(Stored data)
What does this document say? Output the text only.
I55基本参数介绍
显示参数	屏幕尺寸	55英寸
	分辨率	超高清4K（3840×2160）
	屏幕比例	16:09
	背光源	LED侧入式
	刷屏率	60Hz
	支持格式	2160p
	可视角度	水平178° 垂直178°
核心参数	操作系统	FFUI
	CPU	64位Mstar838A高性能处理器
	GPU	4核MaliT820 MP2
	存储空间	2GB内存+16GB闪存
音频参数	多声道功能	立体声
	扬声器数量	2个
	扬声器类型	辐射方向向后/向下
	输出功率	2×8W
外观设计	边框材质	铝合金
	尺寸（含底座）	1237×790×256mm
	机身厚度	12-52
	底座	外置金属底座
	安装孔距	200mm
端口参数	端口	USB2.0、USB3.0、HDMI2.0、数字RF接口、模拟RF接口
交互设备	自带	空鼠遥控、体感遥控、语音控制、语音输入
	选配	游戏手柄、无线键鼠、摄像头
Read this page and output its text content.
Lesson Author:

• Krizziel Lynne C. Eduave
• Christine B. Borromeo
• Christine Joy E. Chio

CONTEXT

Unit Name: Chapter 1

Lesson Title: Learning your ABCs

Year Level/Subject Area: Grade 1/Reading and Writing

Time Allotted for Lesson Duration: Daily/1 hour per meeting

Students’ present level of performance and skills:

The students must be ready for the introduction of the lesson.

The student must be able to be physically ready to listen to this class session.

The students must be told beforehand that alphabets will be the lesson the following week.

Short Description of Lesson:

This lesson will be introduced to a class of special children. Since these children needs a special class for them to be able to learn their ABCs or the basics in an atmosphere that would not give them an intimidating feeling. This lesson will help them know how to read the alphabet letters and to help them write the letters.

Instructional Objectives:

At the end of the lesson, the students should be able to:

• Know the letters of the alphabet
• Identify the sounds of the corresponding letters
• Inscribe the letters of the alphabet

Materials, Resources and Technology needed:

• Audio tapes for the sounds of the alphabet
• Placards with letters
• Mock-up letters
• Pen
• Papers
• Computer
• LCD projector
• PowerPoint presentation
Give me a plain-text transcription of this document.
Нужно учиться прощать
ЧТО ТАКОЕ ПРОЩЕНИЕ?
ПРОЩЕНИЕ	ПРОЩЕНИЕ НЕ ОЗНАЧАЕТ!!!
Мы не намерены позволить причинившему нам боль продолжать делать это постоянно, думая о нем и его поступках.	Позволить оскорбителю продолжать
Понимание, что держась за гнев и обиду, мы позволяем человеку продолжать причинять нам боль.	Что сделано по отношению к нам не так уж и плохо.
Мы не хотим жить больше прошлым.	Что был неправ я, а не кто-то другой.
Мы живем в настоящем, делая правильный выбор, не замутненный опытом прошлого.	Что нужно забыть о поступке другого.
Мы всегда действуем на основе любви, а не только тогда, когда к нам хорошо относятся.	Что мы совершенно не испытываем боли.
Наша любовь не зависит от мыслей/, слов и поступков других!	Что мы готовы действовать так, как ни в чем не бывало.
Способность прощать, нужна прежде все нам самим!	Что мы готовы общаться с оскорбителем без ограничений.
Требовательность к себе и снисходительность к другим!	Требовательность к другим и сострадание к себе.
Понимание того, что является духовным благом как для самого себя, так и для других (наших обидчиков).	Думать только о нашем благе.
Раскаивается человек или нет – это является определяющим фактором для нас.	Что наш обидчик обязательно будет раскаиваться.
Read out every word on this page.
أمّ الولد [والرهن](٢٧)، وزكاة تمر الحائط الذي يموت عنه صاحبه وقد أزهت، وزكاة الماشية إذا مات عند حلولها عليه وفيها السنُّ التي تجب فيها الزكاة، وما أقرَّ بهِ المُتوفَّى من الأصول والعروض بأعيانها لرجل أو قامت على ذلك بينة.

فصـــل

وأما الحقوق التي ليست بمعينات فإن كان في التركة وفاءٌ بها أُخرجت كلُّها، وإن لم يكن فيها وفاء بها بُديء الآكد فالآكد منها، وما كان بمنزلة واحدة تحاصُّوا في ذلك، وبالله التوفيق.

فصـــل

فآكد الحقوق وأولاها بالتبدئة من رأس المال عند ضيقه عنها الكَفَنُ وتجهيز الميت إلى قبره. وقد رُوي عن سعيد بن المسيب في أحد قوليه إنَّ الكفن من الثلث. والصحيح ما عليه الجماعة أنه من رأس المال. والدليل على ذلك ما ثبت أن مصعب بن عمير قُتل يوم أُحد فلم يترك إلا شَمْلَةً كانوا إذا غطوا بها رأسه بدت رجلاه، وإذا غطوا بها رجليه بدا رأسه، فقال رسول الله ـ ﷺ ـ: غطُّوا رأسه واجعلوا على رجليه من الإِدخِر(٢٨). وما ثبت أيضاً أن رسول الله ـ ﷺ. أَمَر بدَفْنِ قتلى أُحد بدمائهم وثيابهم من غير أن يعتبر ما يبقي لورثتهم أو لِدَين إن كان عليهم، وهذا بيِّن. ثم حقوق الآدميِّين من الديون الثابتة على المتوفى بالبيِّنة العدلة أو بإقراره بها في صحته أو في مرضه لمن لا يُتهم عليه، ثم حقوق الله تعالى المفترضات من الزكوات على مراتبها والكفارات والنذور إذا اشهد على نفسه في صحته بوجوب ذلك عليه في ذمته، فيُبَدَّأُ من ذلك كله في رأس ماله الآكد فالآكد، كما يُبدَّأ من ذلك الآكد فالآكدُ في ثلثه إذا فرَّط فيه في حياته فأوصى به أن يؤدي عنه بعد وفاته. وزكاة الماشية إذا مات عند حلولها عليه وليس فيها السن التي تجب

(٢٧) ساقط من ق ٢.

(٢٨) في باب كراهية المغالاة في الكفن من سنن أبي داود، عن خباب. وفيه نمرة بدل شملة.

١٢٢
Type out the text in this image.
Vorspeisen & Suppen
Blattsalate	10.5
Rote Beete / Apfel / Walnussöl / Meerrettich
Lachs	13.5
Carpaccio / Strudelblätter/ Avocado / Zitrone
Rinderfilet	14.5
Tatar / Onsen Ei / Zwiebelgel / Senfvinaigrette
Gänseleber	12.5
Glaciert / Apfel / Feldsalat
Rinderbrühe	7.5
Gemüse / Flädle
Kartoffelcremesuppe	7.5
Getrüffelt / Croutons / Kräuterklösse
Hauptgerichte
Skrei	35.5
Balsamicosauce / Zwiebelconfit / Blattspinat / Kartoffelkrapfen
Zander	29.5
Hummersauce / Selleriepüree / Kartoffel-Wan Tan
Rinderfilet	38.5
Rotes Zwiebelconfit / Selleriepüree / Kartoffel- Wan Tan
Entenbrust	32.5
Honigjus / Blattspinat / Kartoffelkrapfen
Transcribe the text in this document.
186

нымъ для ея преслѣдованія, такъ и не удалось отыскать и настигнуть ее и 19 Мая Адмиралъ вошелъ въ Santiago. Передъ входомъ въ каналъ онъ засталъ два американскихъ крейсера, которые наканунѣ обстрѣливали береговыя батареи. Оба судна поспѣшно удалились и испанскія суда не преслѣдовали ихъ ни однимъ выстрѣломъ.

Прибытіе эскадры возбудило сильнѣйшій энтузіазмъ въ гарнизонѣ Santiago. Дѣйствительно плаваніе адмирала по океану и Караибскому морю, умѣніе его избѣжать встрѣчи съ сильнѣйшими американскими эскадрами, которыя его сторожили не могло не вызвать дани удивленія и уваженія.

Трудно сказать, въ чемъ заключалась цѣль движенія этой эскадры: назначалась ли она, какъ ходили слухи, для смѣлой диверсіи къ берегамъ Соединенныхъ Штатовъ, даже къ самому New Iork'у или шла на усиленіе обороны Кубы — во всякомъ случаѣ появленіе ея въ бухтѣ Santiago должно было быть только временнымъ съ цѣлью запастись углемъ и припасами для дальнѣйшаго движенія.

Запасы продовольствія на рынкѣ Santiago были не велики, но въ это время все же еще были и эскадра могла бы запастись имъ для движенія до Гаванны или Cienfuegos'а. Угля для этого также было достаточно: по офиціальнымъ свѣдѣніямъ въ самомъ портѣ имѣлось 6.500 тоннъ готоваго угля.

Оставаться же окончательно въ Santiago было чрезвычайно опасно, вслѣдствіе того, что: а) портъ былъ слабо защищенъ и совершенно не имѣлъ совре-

**WORK REQUIRED:** Copy all the lines above that hold the string "class".

**SOLUTION:**
The student must be able to be physically ready to listen to this class session.
This lesson will be introduced to a class of special children. Since these children needs a special class for them to be able to learn their ABCs or the basics in an atmosphere that would not give them an intimidating feeling. This lesson will help them know how to read the alphabet letters and to help them write the letters.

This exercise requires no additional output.